THE PROBLEM: Return the whole listing exactly as it stands.

======== DATASET ========

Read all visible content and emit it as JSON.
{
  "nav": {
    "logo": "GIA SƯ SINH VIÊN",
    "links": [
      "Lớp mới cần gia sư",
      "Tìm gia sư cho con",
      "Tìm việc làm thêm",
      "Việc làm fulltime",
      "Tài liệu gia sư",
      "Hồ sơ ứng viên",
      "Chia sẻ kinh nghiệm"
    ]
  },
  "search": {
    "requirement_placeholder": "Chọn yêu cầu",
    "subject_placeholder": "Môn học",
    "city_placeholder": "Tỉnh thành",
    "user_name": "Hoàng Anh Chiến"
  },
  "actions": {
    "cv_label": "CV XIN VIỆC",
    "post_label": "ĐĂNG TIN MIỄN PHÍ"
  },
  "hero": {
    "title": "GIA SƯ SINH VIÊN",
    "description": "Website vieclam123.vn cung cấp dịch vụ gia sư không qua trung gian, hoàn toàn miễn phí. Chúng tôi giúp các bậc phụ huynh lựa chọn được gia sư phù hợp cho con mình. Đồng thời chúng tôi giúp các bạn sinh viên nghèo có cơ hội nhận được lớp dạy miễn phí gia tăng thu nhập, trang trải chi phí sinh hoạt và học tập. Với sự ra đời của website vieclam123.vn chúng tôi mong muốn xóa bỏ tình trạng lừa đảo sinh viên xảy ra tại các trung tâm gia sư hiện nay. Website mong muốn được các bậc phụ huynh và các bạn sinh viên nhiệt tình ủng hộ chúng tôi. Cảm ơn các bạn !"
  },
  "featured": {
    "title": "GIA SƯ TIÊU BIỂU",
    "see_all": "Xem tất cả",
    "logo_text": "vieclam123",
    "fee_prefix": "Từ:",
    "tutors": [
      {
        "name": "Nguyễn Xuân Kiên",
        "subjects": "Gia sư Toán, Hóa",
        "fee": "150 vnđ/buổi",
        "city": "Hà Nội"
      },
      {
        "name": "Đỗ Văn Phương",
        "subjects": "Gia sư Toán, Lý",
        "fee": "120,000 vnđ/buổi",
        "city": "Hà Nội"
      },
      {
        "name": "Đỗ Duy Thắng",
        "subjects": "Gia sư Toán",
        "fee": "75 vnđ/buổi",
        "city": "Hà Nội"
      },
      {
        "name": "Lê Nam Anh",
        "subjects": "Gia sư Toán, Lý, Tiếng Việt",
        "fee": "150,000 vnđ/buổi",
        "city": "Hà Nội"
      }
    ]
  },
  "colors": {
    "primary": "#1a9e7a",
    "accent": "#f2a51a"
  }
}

========

WRITTEN SOLUTION:
Read all visible content and emit it as JSON.
{
  "nav": {
    "logo": "GIA SƯ SINH VIÊN",
    "links": [
      "Lớp mới cần gia sư",
      "Tìm gia sư cho con",
      "Tìm việc làm thêm",
      "Việc làm fulltime",
      "Tài liệu gia sư",
      "Hồ sơ ứng viên",
      "Chia sẻ kinh nghiệm"
    ]
  },
  "search": {
    "requirement_placeholder": "Chọn yêu cầu",
    "subject_placeholder": "Môn học",
    "city_placeholder": "Tỉnh thành",
    "user_name": "Hoàng Anh Chiến"
  },
  "actions": {
    "cv_label": "CV XIN VIỆC",
    "post_label": "ĐĂNG TIN MIỄN PHÍ"
  },
  "hero": {
    "title": "GIA SƯ SINH VIÊN",
    "description": "Website vieclam123.vn cung cấp dịch vụ gia sư không qua trung gian, hoàn toàn miễn phí. Chúng tôi giúp các bậc phụ huynh lựa chọn được gia sư phù hợp cho con mình. Đồng thời chúng tôi giúp các bạn sinh viên nghèo có cơ hội nhận được lớp dạy miễn phí gia tăng thu nhập, trang trải chi phí sinh hoạt và học tập. Với sự ra đời của website vieclam123.vn chúng tôi mong muốn xóa bỏ tình trạng lừa đảo sinh viên xảy ra tại các trung tâm gia sư hiện nay. Website mong muốn được các bậc phụ huynh và các bạn sinh viên nhiệt tình ủng hộ chúng tôi. Cảm ơn các bạn !"
  },
  "featured": {
    "title": "GIA SƯ TIÊU BIỂU",
    "see_all": "Xem tất cả",
    "logo_text": "vieclam123",
    "fee_prefix": "Từ:",
    "tutors": [
      {
        "name": "Nguyễn Xuân Kiên",
        "subjects": "Gia sư Toán, Hóa",
        "fee": "150 vnđ/buổi",
        "city": "Hà Nội"
      },
      {
        "name": "Đỗ Văn Phương",
        "subjects": "Gia sư Toán, Lý",
        "fee": "120,000 vnđ/buổi",
        "city": "Hà Nội"
      },
      {
        "name": "Đỗ Duy Thắng",
        "subjects": "Gia sư Toán",
        "fee": "75 vnđ/buổi",
        "city": "Hà Nội"
      },
      {
        "name": "Lê Nam Anh",
        "subjects": "Gia sư Toán, Lý, Tiếng Việt",
        "fee": "150,000 vnđ/buổi",
        "city": "Hà Nội"
      }
    ]
  },
  "colors": {
    "primary": "#1a9e7a",
    "accent": "#f2a51a"
  }
}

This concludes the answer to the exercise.